GIVEN INSTRUCTION: Repeat, exactly and only, the lines from the one containing "Extract the structured" to the last line, inclusive; do not repeat the pictures.

SUPPLIED MATERIAL:
##############################

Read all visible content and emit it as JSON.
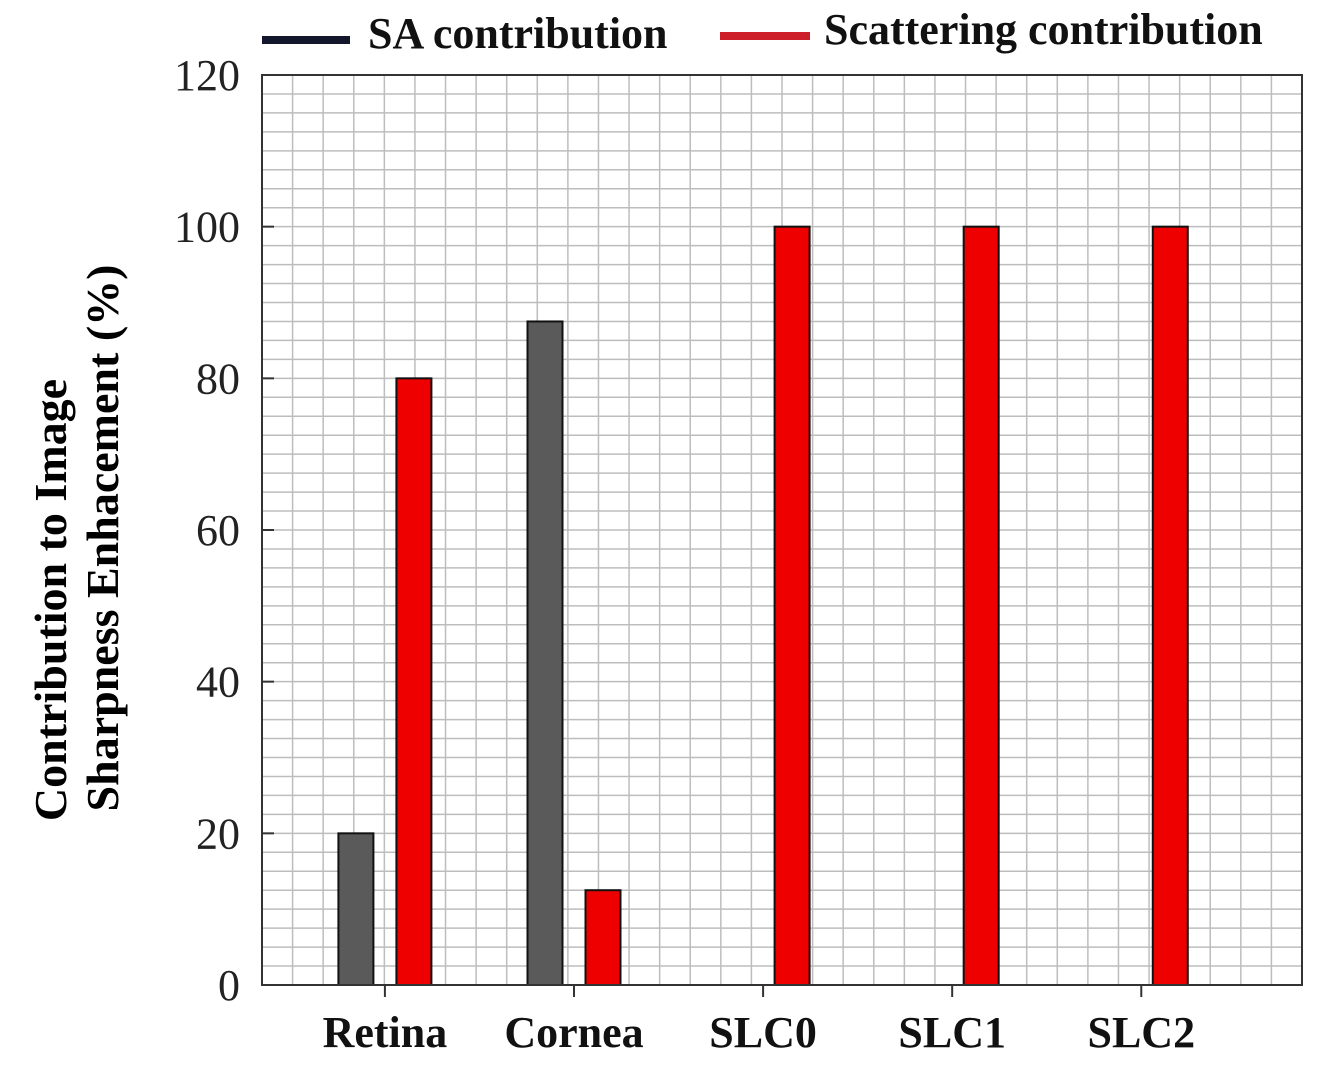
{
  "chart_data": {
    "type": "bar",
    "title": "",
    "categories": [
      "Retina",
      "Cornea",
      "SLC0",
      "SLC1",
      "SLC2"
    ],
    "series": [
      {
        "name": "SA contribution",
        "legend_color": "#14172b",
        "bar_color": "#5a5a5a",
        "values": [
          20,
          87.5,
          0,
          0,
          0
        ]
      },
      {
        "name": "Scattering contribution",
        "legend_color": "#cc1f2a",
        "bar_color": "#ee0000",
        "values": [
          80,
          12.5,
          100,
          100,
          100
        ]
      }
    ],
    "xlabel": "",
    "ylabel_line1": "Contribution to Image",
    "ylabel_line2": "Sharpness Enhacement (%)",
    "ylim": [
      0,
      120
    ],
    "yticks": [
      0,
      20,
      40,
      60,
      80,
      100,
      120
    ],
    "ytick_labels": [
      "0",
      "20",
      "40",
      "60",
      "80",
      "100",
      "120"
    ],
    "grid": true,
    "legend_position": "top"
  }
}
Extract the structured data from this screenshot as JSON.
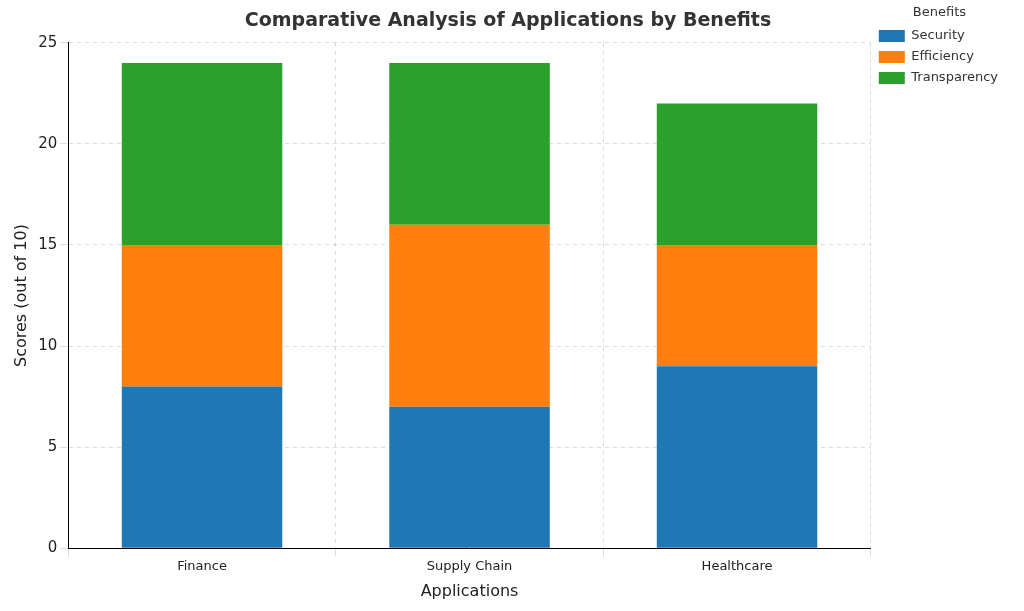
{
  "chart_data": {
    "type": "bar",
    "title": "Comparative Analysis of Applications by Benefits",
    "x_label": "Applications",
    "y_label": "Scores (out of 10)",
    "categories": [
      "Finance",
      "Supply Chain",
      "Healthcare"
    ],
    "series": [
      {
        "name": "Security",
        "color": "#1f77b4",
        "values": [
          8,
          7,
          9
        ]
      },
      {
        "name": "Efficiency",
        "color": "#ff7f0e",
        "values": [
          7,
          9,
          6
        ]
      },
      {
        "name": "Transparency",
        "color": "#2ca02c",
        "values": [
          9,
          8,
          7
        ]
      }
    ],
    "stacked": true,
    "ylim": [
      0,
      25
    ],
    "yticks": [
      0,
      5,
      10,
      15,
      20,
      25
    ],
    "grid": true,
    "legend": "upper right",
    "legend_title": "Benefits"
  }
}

##############################

REPLY:
Extract the structured data from this screenshot as JSON.
{
  "chart_data": {
    "type": "bar",
    "title": "Comparative Analysis of Applications by Benefits",
    "x_label": "Applications",
    "y_label": "Scores (out of 10)",
    "categories": [
      "Finance",
      "Supply Chain",
      "Healthcare"
    ],
    "series": [
      {
        "name": "Security",
        "color": "#1f77b4",
        "values": [
          8,
          7,
          9
        ]
      },
      {
        "name": "Efficiency",
        "color": "#ff7f0e",
        "values": [
          7,
          9,
          6
        ]
      },
      {
        "name": "Transparency",
        "color": "#2ca02c",
        "values": [
          9,
          8,
          7
        ]
      }
    ],
    "stacked": true,
    "ylim": [
      0,
      25
    ],
    "yticks": [
      0,
      5,
      10,
      15,
      20,
      25
    ],
    "grid": true,
    "legend": "upper right",
    "legend_title": "Benefits"
  }
}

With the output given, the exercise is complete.